→ DIRECTIVE
Send back all the data below, exactly as given.

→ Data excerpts
--- Start ---

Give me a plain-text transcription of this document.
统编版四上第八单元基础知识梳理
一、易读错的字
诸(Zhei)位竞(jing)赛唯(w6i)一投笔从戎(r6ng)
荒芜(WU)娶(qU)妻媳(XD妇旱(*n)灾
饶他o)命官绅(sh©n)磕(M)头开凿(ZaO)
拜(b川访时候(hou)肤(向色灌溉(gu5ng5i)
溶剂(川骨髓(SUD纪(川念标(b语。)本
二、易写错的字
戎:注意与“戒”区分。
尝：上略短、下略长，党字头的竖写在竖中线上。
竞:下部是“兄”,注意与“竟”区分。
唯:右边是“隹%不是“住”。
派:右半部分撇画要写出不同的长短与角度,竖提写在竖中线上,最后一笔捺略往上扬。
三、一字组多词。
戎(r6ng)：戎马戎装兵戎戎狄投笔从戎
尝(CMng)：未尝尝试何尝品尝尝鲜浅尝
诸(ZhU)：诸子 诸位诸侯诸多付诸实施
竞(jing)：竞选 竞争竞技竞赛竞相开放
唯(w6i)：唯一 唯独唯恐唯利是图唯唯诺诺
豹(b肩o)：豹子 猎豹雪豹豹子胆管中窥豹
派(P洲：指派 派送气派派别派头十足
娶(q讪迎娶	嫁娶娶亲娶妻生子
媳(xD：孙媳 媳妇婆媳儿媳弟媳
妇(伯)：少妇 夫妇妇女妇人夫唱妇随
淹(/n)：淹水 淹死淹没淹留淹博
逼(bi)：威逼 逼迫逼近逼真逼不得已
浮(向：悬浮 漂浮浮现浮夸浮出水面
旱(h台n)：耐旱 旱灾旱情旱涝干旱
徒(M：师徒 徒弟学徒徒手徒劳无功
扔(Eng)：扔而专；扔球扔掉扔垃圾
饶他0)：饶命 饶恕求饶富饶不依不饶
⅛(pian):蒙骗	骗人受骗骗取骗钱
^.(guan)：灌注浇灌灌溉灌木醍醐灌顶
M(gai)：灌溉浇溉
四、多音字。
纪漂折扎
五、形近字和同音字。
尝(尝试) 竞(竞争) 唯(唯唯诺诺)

--- End ---

→ EXERCISE RESULT
Give me a plain-text transcription of this document.
统编版四上第八单元基础知识梳理
一、易读错的字
诸(Zhei)位竞(jing)赛唯(w6i)一投笔从戎(r6ng)
荒芜(WU)娶(qU)妻媳(XD妇旱(*n)灾
饶他o)命官绅(sh©n)磕(M)头开凿(ZaO)
拜(b川访时候(hou)肤(向色灌溉(gu5ng5i)
溶剂(川骨髓(SUD纪(川念标(b语。)本
二、易写错的字
戎:注意与“戒”区分。
尝：上略短、下略长，党字头的竖写在竖中线上。
竞:下部是“兄”,注意与“竟”区分。
唯:右边是“隹%不是“住”。
派:右半部分撇画要写出不同的长短与角度,竖提写在竖中线上,最后一笔捺略往上扬。
三、一字组多词。
戎(r6ng)：戎马戎装兵戎戎狄投笔从戎
尝(CMng)：未尝尝试何尝品尝尝鲜浅尝
诸(ZhU)：诸子 诸位诸侯诸多付诸实施
竞(jing)：竞选 竞争竞技竞赛竞相开放
唯(w6i)：唯一 唯独唯恐唯利是图唯唯诺诺
豹(b肩o)：豹子 猎豹雪豹豹子胆管中窥豹
派(P洲：指派 派送气派派别派头十足
娶(q讪迎娶	嫁娶娶亲娶妻生子
媳(xD：孙媳 媳妇婆媳儿媳弟媳
妇(伯)：少妇 夫妇妇女妇人夫唱妇随
淹(/n)：淹水 淹死淹没淹留淹博
逼(bi)：威逼 逼迫逼近逼真逼不得已
浮(向：悬浮 漂浮浮现浮夸浮出水面
旱(h台n)：耐旱 旱灾旱情旱涝干旱
徒(M：师徒 徒弟学徒徒手徒劳无功
扔(Eng)：扔而专；扔球扔掉扔垃圾
饶他0)：饶命 饶恕求饶富饶不依不饶
⅛(pian):蒙骗	骗人受骗骗取骗钱
^.(guan)：灌注浇灌灌溉灌木醍醐灌顶
M(gai)：灌溉浇溉
四、多音字。
纪漂折扎
五、形近字和同音字。
尝(尝试) 竞(竞争) 唯(唯唯诺诺)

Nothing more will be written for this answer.